PROVIDED ENTRIES –
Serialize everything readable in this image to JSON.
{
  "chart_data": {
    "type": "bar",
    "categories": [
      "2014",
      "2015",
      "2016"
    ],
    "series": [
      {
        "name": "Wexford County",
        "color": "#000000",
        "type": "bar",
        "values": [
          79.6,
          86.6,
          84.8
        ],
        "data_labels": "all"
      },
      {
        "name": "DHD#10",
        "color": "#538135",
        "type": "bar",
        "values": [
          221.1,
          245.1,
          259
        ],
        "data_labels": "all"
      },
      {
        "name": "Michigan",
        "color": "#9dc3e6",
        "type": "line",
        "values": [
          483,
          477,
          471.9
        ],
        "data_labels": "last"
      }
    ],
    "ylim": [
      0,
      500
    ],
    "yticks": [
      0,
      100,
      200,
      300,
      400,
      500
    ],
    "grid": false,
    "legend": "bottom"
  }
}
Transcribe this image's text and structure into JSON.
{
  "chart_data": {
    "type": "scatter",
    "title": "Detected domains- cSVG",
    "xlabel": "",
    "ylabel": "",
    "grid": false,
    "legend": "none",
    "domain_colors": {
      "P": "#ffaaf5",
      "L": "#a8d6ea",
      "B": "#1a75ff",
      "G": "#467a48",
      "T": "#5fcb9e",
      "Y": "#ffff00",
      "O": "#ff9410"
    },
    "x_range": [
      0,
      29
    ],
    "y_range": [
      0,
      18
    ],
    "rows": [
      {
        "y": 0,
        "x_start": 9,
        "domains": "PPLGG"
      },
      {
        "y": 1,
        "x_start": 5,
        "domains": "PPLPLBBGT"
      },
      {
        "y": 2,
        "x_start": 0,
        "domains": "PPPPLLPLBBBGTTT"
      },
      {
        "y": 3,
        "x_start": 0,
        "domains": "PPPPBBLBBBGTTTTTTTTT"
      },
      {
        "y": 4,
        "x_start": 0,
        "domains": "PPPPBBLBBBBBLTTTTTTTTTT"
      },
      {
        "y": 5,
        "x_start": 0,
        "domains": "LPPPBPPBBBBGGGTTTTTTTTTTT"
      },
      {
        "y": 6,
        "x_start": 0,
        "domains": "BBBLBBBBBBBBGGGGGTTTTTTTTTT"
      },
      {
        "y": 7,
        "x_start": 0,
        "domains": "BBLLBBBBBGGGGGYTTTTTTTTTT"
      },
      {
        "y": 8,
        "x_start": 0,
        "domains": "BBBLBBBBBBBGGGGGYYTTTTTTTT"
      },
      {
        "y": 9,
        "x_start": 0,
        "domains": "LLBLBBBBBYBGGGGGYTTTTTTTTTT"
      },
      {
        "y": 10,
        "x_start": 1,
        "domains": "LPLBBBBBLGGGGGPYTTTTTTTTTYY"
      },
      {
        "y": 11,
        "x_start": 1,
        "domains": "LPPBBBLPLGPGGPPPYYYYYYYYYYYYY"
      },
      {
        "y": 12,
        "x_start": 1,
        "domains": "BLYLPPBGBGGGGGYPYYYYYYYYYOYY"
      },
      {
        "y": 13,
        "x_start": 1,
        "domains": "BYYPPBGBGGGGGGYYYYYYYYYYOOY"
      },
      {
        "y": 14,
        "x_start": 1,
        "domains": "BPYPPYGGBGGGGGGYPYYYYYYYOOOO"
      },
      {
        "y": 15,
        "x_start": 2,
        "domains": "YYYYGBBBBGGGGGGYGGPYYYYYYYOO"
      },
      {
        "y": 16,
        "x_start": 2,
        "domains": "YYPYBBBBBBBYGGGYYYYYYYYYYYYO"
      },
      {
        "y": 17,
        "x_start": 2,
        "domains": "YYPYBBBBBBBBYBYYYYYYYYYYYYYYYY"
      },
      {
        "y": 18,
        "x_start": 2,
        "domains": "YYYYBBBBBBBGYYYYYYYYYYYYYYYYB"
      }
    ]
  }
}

WHAT IS REQUIRED –
Filter lines by "this" and return each hit.

THE COMPLETED TASK –
Serialize everything readable in this image to JSON.
Transcribe this image's text and structure into JSON.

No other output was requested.